## WHAT THIS TASK INVOLVES
Using the material that follows, identify and copy each line with the string "Example".

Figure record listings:
# # # # # # #
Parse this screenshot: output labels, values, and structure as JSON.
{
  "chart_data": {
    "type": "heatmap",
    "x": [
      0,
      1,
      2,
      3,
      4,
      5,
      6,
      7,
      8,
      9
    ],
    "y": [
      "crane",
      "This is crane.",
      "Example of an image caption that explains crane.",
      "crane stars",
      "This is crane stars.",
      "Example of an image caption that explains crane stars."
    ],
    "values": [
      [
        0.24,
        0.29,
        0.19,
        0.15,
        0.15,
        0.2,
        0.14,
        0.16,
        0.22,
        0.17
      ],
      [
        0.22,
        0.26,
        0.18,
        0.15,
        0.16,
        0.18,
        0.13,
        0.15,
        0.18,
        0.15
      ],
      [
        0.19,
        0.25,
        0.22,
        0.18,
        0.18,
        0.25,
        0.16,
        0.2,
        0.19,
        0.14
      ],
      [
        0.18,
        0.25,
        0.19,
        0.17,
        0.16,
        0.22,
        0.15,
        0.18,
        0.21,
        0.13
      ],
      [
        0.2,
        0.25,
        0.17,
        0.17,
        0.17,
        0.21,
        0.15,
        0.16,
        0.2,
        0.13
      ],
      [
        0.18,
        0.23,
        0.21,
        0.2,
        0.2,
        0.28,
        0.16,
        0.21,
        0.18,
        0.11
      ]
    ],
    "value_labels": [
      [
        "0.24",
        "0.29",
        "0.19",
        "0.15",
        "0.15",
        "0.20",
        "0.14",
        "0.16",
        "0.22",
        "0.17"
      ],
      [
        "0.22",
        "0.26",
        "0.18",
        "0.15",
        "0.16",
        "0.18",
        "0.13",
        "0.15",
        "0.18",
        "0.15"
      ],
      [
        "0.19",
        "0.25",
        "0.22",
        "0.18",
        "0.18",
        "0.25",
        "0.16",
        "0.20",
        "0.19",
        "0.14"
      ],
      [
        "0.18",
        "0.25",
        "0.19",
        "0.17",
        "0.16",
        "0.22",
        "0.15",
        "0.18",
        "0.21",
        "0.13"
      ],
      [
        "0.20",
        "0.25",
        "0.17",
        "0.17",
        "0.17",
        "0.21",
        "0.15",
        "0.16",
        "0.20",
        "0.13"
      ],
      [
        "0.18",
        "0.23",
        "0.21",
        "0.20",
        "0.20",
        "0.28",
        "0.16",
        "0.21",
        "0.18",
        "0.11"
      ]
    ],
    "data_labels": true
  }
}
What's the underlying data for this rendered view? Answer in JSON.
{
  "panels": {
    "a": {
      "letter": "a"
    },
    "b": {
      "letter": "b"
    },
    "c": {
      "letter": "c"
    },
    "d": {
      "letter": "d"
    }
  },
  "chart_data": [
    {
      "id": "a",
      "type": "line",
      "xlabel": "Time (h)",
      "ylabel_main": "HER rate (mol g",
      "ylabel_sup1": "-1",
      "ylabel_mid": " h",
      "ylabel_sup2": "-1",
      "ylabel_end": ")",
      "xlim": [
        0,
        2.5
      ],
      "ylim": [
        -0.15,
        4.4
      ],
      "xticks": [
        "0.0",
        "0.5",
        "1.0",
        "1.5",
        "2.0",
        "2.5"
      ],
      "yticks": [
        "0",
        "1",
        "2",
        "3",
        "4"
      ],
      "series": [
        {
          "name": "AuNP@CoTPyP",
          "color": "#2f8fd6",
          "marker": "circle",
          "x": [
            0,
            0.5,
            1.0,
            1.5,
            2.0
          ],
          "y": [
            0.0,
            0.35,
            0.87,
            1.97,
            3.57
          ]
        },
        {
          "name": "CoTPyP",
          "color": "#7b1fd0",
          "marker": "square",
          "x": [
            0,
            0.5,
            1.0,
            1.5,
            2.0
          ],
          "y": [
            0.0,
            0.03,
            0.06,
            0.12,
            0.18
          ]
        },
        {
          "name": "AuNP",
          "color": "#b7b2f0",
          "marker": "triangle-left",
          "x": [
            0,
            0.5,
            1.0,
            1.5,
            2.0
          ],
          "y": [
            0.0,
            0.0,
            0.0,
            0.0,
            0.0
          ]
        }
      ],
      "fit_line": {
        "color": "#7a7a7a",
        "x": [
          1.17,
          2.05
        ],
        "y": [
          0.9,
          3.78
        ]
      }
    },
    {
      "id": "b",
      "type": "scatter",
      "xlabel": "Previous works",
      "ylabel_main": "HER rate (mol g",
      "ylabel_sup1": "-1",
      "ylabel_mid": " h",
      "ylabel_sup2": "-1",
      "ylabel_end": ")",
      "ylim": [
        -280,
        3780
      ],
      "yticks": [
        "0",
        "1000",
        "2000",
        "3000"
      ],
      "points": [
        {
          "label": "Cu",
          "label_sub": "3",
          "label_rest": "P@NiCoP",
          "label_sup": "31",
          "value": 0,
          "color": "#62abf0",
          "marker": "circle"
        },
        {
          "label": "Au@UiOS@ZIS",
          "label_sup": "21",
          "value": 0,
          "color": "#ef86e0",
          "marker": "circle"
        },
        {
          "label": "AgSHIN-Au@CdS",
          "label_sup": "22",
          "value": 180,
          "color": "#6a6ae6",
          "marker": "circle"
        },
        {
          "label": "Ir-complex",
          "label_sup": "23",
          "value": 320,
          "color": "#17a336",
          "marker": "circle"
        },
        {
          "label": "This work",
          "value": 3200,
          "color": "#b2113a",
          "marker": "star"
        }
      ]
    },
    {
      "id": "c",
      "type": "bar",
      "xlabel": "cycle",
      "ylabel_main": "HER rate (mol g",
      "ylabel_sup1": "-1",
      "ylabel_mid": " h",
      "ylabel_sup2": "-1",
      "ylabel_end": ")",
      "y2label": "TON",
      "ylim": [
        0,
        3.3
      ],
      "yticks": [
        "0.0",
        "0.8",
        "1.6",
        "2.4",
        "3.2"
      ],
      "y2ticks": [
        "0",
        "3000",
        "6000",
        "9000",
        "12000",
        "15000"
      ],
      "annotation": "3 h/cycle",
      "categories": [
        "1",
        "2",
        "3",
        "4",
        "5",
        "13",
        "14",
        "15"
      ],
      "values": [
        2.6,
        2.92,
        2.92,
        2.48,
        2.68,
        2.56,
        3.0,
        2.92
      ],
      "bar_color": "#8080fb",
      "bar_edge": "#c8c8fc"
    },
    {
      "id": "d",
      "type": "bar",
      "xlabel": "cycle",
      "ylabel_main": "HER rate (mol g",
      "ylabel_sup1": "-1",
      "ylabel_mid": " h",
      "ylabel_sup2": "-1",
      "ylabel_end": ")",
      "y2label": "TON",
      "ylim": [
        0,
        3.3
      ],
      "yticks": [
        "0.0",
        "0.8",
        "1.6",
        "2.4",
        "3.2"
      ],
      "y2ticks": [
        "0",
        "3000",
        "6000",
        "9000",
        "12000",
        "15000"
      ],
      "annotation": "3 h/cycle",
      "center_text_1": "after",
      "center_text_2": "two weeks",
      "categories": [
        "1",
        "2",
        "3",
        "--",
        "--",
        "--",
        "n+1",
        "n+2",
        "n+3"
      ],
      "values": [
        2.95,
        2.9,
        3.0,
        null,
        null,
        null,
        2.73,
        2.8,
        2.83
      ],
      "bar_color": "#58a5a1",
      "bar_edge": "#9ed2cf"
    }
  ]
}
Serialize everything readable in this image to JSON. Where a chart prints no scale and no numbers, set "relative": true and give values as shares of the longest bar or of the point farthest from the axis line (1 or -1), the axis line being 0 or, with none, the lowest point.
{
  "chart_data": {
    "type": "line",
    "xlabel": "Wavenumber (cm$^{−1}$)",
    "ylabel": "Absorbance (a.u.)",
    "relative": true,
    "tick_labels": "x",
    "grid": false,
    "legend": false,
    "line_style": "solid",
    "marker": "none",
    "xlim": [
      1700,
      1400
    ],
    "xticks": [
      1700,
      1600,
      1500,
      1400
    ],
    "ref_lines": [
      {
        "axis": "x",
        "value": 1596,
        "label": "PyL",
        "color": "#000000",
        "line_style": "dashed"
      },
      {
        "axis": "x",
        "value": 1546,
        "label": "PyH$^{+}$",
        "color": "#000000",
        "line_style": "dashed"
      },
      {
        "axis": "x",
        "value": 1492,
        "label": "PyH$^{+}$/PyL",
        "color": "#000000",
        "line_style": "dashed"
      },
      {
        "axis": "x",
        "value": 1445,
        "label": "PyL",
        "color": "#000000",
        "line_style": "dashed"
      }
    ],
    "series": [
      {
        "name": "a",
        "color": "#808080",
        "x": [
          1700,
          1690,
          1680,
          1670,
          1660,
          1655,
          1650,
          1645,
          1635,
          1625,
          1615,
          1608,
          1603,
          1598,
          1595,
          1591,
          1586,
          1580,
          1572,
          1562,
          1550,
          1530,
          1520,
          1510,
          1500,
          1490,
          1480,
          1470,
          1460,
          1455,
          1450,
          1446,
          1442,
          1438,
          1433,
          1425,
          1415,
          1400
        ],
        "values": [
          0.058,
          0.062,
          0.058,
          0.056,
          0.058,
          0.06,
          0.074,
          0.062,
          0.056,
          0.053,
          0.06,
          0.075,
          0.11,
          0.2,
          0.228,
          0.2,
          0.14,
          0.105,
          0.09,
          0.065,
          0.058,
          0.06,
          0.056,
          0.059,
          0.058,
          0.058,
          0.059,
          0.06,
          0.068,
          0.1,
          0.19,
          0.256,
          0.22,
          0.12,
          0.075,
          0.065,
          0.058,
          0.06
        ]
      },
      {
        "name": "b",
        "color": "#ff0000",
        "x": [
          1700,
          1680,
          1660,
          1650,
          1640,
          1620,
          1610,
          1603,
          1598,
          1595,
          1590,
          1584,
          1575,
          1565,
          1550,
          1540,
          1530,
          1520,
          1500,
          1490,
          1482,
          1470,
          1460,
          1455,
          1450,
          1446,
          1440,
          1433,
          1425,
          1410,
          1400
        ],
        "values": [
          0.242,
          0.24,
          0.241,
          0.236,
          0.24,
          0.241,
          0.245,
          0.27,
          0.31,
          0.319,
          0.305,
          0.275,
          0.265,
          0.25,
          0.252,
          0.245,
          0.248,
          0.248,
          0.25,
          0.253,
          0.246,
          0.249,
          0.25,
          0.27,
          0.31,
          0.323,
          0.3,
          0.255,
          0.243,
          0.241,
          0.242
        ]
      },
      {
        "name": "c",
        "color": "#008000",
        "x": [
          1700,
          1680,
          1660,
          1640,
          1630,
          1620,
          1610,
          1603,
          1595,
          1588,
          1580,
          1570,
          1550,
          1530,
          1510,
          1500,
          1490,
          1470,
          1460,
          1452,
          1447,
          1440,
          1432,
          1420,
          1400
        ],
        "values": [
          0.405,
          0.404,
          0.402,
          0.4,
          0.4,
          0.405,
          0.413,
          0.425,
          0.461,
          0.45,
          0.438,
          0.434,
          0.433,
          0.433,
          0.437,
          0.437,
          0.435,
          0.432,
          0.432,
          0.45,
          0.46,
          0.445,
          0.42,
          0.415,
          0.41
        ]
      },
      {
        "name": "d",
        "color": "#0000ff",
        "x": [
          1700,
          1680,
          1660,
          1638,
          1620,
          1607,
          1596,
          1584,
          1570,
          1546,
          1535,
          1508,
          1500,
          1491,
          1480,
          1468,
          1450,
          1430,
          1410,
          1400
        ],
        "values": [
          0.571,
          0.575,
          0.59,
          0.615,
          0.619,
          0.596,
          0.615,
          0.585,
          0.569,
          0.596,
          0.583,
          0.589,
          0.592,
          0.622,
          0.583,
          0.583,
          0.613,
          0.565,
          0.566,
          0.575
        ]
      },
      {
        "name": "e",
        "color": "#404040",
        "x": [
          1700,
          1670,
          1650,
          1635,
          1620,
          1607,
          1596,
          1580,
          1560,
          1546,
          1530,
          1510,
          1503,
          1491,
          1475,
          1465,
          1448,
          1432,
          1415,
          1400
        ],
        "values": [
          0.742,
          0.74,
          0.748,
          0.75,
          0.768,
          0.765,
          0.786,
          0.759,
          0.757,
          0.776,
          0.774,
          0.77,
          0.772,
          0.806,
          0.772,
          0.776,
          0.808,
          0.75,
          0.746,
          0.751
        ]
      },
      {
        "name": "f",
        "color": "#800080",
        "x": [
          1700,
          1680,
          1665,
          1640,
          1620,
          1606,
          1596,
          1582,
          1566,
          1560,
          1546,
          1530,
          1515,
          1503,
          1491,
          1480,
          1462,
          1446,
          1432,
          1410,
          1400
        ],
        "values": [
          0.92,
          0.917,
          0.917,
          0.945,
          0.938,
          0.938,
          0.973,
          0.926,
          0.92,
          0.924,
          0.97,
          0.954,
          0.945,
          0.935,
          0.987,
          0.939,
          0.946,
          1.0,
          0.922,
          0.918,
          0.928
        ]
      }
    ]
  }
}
# # # # # # #
## EXERCISE RESULT
      "Example of an image caption that explains crane.",
      "Example of an image caption that explains crane stars."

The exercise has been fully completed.